DATA FOR THIS TASK:
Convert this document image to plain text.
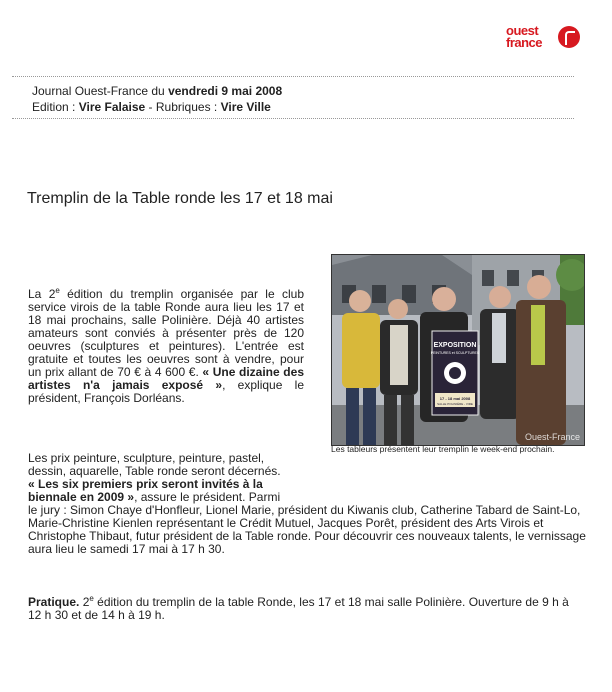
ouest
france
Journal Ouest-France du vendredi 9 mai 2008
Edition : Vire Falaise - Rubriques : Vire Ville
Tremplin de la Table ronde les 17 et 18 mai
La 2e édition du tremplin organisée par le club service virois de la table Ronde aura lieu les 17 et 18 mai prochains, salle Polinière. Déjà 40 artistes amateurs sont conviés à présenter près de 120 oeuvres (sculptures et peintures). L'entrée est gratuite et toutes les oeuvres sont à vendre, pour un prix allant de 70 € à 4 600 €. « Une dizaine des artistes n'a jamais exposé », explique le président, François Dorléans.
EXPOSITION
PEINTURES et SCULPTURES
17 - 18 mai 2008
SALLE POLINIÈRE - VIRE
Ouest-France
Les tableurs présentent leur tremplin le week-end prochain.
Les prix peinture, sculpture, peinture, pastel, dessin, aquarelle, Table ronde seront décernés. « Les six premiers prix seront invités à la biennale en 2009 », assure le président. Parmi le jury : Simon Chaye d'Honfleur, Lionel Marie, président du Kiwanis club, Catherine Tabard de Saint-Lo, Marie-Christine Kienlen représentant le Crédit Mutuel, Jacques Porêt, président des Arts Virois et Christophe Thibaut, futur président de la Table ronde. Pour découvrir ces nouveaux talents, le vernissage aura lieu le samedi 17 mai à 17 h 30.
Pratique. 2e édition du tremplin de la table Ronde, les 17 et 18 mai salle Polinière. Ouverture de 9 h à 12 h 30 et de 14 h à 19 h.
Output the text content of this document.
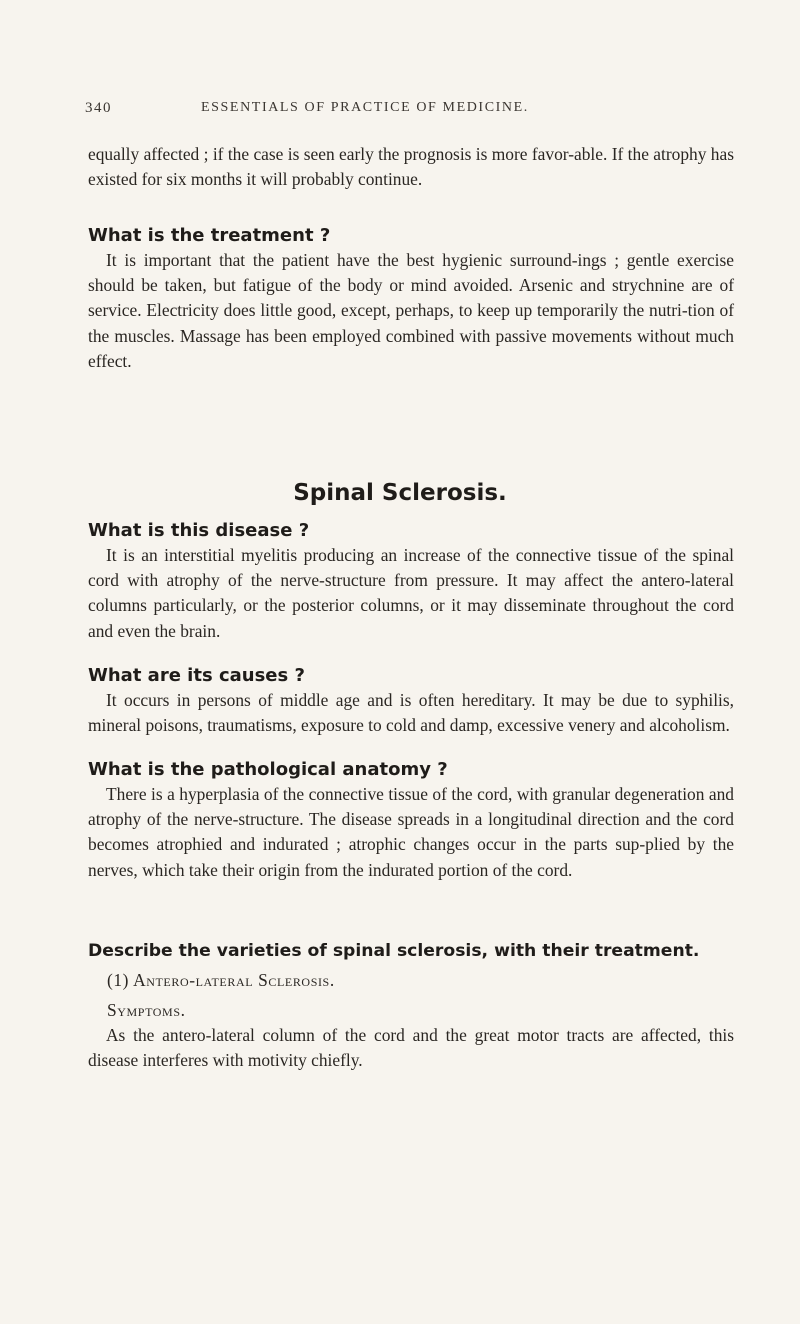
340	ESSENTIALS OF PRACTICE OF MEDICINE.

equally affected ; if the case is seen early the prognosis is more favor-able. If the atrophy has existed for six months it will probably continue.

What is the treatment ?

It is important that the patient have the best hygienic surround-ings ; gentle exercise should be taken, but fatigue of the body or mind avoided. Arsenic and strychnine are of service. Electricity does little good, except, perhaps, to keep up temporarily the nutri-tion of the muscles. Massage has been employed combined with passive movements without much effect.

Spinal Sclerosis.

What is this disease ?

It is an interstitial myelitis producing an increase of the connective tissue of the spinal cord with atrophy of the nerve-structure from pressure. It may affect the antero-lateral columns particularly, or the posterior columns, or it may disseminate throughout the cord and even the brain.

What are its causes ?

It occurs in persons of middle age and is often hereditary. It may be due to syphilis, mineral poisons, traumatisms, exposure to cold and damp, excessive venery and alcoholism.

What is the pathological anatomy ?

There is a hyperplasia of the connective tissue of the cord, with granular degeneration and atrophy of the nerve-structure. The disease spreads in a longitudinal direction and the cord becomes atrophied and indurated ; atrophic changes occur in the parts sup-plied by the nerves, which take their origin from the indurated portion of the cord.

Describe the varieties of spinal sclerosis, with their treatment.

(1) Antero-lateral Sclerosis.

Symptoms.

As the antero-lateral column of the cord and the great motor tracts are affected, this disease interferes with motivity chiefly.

PROBLEM TO WORK ON:
In the listing above, find each line with the word "treatment" and copy it.

EXERCISE OUTPUT:
What is the treatment ?
Describe the varieties of spinal sclerosis, with their treatment.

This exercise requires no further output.